Stated goal:
Retype the records below word for word and omit any image.
┄┄┄┄┄┄┄┄┄┄
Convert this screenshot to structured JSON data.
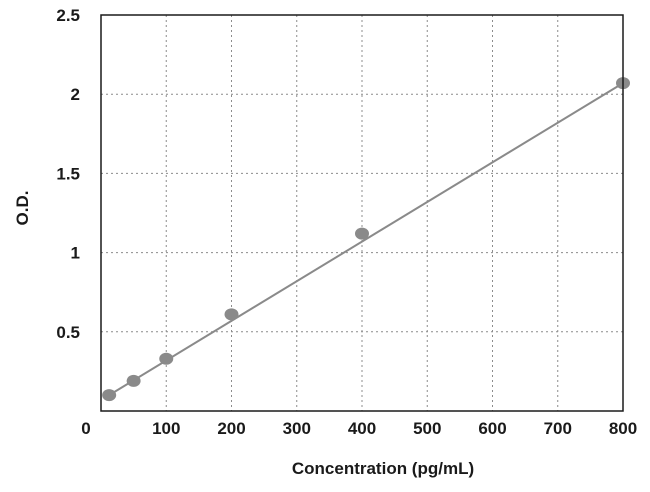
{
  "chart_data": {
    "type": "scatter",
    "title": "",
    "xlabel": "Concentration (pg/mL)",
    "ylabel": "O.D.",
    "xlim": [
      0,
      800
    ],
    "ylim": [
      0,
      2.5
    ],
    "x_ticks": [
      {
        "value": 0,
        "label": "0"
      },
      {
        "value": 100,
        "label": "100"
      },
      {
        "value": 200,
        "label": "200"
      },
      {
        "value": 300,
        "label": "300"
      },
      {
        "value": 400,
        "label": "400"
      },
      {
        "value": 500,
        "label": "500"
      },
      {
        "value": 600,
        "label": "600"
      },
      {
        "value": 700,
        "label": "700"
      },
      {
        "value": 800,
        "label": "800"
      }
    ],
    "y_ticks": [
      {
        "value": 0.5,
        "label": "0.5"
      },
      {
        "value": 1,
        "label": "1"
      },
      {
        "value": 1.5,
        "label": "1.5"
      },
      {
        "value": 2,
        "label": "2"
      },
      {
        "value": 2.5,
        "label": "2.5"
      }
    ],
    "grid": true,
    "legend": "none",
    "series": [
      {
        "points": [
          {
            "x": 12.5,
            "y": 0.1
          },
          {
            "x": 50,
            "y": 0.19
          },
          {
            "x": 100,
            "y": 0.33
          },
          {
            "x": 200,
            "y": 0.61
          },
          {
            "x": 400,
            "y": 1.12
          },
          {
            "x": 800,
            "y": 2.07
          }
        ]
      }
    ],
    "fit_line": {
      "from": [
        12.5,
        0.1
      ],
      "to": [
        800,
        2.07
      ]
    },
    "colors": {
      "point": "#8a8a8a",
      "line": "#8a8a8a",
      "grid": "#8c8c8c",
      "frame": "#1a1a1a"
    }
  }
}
┄┄┄┄┄┄┄┄┄┄
Full output:
Convert this screenshot to structured JSON data.
{
  "chart_data": {
    "type": "scatter",
    "title": "",
    "xlabel": "Concentration (pg/mL)",
    "ylabel": "O.D.",
    "xlim": [
      0,
      800
    ],
    "ylim": [
      0,
      2.5
    ],
    "x_ticks": [
      {
        "value": 0,
        "label": "0"
      },
      {
        "value": 100,
        "label": "100"
      },
      {
        "value": 200,
        "label": "200"
      },
      {
        "value": 300,
        "label": "300"
      },
      {
        "value": 400,
        "label": "400"
      },
      {
        "value": 500,
        "label": "500"
      },
      {
        "value": 600,
        "label": "600"
      },
      {
        "value": 700,
        "label": "700"
      },
      {
        "value": 800,
        "label": "800"
      }
    ],
    "y_ticks": [
      {
        "value": 0.5,
        "label": "0.5"
      },
      {
        "value": 1,
        "label": "1"
      },
      {
        "value": 1.5,
        "label": "1.5"
      },
      {
        "value": 2,
        "label": "2"
      },
      {
        "value": 2.5,
        "label": "2.5"
      }
    ],
    "grid": true,
    "legend": "none",
    "series": [
      {
        "points": [
          {
            "x": 12.5,
            "y": 0.1
          },
          {
            "x": 50,
            "y": 0.19
          },
          {
            "x": 100,
            "y": 0.33
          },
          {
            "x": 200,
            "y": 0.61
          },
          {
            "x": 400,
            "y": 1.12
          },
          {
            "x": 800,
            "y": 2.07
          }
        ]
      }
    ],
    "fit_line": {
      "from": [
        12.5,
        0.1
      ],
      "to": [
        800,
        2.07
      ]
    },
    "colors": {
      "point": "#8a8a8a",
      "line": "#8a8a8a",
      "grid": "#8c8c8c",
      "frame": "#1a1a1a"
    }
  }
}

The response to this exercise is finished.